• _Request_:
Write out the material exactly, leaving every picture behind.

[Stored data]
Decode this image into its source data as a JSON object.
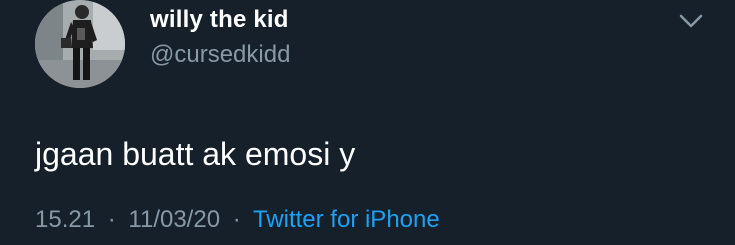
{
  "tweet": {
    "display_name": "willy the kid",
    "handle": "@cursedkidd",
    "text": "jgaan buatt ak emosi y",
    "time": "15.21",
    "date": "11/03/20",
    "separator": "·",
    "source": "Twitter for iPhone"
  },
  "icons": {
    "more": "chevron-down-icon",
    "avatar": "profile-photo"
  },
  "colors": {
    "background": "#15202b",
    "primary_text": "#ffffff",
    "secondary_text": "#8899a6",
    "link": "#1da1f2"
  }
}
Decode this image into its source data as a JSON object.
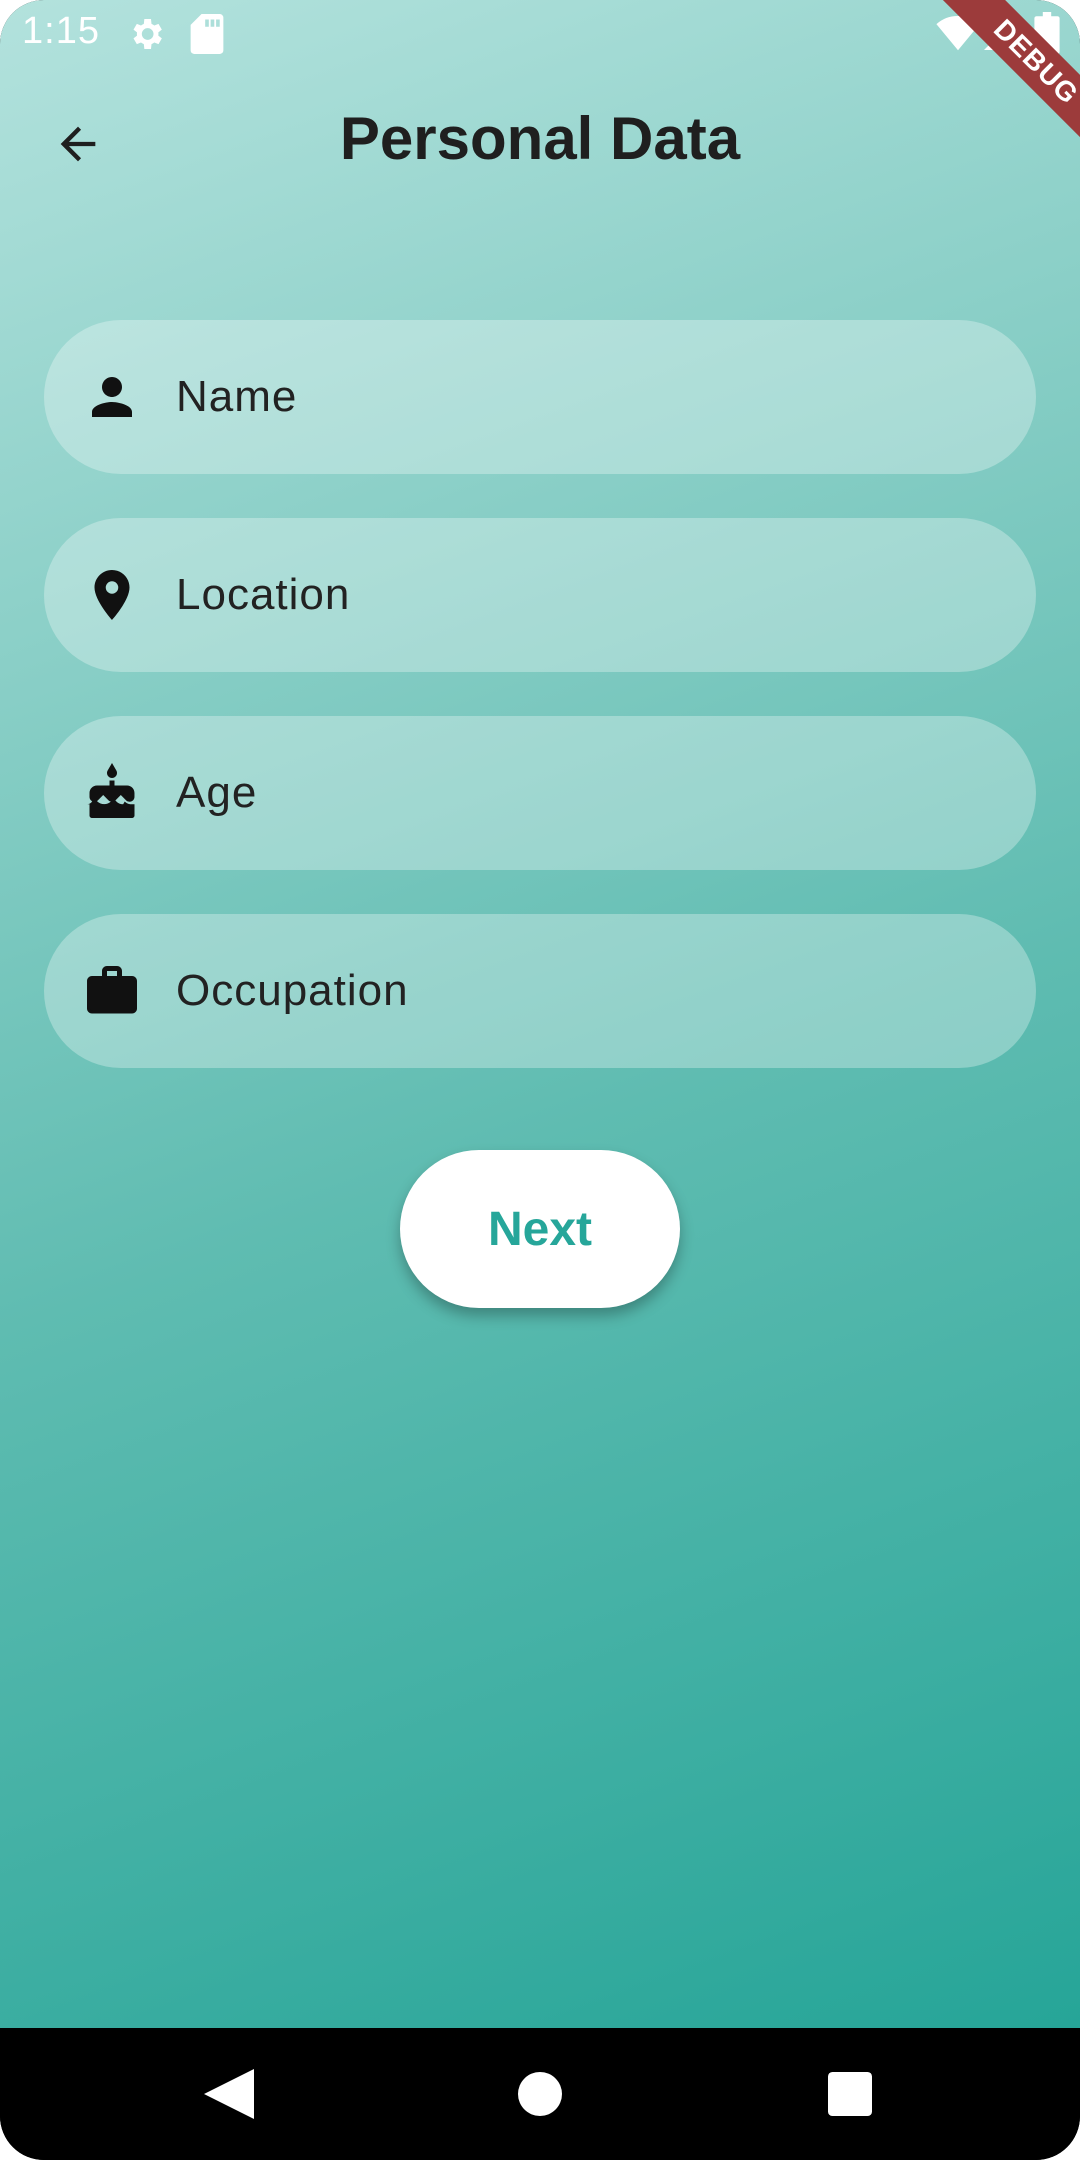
{
  "status_bar": {
    "time": "1:15",
    "icons": [
      "settings-icon",
      "sd-card-icon",
      "wifi-icon",
      "signal-icon",
      "battery-icon"
    ]
  },
  "debug_banner": "DEBUG",
  "app_bar": {
    "back_icon": "arrow-back-icon",
    "title": "Personal Data"
  },
  "form": {
    "fields": [
      {
        "icon": "person-icon",
        "placeholder": "Name",
        "value": ""
      },
      {
        "icon": "location-pin-icon",
        "placeholder": "Location",
        "value": ""
      },
      {
        "icon": "cake-icon",
        "placeholder": "Age",
        "value": ""
      },
      {
        "icon": "briefcase-icon",
        "placeholder": "Occupation",
        "value": ""
      }
    ],
    "next_label": "Next"
  },
  "nav_bar": {
    "icons": [
      "nav-back-icon",
      "nav-home-icon",
      "nav-recents-icon"
    ]
  },
  "colors": {
    "gradient_start": "#b3e2dd",
    "gradient_end": "#26a598",
    "accent": "#26a69a",
    "debug_banner": "#9c3b3b"
  }
}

• _Written solution_:
Decode this image into its source data as a JSON object.
{
  "tweet": {
    "display_name": "willy the kid",
    "handle": "@cursedkidd",
    "text": "jgaan buatt ak emosi y",
    "time": "15.21",
    "date": "11/03/20",
    "separator": "·",
    "source": "Twitter for iPhone"
  },
  "icons": {
    "more": "chevron-down-icon",
    "avatar": "profile-photo"
  },
  "colors": {
    "background": "#15202b",
    "primary_text": "#ffffff",
    "secondary_text": "#8899a6",
    "link": "#1da1f2"
  }
}
Decode this image into its source data as a JSON object.
{
  "status_bar": {
    "time": "1:15",
    "icons": [
      "settings-icon",
      "sd-card-icon",
      "wifi-icon",
      "signal-icon",
      "battery-icon"
    ]
  },
  "debug_banner": "DEBUG",
  "app_bar": {
    "back_icon": "arrow-back-icon",
    "title": "Personal Data"
  },
  "form": {
    "fields": [
      {
        "icon": "person-icon",
        "placeholder": "Name",
        "value": ""
      },
      {
        "icon": "location-pin-icon",
        "placeholder": "Location",
        "value": ""
      },
      {
        "icon": "cake-icon",
        "placeholder": "Age",
        "value": ""
      },
      {
        "icon": "briefcase-icon",
        "placeholder": "Occupation",
        "value": ""
      }
    ],
    "next_label": "Next"
  },
  "nav_bar": {
    "icons": [
      "nav-back-icon",
      "nav-home-icon",
      "nav-recents-icon"
    ]
  },
  "colors": {
    "gradient_start": "#b3e2dd",
    "gradient_end": "#26a598",
    "accent": "#26a69a",
    "debug_banner": "#9c3b3b"
  }
}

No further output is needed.